__The request__
In the data below, locate each line with the word "Period" and list it.

========================================================================

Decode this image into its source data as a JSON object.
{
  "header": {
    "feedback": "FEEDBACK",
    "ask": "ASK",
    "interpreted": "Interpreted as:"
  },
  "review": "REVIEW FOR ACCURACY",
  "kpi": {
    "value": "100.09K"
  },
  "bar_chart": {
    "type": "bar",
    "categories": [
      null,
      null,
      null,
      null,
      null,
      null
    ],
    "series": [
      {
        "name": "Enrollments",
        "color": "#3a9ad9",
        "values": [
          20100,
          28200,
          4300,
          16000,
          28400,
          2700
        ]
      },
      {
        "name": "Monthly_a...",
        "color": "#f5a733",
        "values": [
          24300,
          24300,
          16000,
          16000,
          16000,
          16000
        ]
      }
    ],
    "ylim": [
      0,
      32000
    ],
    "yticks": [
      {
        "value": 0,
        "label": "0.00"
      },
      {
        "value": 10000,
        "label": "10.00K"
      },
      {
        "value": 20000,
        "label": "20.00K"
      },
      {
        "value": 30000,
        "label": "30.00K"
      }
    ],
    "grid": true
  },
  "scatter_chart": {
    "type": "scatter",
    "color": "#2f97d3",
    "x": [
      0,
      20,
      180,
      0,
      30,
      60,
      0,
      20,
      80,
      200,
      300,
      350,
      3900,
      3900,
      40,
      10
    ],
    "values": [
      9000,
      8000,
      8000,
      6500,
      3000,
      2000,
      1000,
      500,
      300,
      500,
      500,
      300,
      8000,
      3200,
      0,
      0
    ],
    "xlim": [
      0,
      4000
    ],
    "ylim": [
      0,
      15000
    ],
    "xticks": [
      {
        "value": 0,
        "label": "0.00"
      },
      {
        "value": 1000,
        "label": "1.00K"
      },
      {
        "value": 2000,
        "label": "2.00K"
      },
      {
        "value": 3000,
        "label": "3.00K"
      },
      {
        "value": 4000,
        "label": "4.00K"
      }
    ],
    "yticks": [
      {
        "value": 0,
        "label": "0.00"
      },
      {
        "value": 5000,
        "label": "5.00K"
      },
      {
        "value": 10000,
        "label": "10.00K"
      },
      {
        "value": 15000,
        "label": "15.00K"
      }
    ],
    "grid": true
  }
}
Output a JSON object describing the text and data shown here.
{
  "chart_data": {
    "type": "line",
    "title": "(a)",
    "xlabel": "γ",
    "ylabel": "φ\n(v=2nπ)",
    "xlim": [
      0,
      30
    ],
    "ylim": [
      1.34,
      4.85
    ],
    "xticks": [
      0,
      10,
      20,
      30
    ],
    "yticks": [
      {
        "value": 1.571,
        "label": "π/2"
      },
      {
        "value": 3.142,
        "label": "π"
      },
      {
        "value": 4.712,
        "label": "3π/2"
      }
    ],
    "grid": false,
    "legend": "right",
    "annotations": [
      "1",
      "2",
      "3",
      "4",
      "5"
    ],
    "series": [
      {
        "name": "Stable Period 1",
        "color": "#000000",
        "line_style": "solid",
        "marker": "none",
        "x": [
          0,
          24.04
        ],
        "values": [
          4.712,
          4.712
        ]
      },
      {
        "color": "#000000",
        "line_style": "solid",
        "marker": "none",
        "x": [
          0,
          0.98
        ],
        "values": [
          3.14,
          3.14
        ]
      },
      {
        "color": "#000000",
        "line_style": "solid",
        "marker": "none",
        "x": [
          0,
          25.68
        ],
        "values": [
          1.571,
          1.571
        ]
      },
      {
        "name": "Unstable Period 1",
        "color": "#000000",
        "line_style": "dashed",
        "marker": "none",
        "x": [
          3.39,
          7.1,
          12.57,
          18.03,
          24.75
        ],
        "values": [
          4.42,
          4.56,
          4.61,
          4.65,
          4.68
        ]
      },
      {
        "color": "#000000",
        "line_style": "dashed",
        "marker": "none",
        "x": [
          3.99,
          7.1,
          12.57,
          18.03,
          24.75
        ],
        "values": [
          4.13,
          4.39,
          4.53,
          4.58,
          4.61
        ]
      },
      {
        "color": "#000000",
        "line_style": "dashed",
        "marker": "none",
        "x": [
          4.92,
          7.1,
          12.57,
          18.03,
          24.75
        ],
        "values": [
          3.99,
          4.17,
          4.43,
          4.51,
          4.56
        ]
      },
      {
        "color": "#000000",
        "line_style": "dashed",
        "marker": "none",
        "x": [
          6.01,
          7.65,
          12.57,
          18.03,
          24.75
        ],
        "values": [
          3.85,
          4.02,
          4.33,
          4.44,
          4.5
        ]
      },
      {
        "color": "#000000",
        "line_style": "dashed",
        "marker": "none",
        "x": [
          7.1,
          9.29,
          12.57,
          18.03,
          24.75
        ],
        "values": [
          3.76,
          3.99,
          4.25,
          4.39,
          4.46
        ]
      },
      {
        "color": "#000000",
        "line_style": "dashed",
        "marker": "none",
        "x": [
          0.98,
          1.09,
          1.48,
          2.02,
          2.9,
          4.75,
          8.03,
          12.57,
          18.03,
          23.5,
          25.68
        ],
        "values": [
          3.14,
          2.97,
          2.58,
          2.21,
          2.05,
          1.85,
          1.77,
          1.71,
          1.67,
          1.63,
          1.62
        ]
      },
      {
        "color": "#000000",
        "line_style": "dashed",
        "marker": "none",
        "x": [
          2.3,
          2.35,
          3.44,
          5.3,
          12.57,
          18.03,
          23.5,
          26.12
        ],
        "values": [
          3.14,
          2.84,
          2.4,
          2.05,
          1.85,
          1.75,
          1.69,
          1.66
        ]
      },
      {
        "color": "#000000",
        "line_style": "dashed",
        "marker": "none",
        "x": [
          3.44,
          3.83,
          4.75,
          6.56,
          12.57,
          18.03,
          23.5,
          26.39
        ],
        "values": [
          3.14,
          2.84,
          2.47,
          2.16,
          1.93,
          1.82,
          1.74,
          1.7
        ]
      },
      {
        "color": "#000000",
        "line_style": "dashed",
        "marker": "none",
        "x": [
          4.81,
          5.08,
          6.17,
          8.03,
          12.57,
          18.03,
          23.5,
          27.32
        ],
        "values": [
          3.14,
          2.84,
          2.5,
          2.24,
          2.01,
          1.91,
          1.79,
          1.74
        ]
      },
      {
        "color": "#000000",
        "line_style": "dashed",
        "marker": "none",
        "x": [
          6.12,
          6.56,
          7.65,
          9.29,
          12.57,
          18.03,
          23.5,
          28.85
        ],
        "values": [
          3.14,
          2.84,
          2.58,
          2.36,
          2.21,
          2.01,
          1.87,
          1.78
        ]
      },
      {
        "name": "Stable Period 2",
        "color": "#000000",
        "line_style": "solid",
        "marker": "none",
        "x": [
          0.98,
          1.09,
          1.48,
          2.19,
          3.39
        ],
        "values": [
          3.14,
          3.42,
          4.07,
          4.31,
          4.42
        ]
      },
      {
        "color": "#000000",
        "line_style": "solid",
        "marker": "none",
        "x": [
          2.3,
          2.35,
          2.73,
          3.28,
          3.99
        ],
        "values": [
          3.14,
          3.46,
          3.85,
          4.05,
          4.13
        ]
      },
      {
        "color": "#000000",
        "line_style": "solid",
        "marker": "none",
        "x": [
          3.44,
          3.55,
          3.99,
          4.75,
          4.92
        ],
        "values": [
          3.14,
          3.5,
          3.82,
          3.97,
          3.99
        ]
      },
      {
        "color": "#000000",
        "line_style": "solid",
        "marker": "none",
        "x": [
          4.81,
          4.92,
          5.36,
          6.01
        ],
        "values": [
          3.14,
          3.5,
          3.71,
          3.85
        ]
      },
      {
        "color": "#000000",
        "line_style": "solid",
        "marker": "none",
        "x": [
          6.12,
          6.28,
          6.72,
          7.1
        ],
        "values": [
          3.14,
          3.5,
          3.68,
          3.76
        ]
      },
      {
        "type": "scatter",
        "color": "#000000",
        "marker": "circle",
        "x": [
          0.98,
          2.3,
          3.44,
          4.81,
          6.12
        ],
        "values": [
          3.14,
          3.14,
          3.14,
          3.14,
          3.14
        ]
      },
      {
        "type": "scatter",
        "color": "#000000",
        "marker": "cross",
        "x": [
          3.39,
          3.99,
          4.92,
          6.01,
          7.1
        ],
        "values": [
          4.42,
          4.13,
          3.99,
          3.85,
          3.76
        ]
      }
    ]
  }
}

========================================================================

__Full response__
        "name": "Stable Period 1",
        "name": "Unstable Period 1",
        "name": "Stable Period 2",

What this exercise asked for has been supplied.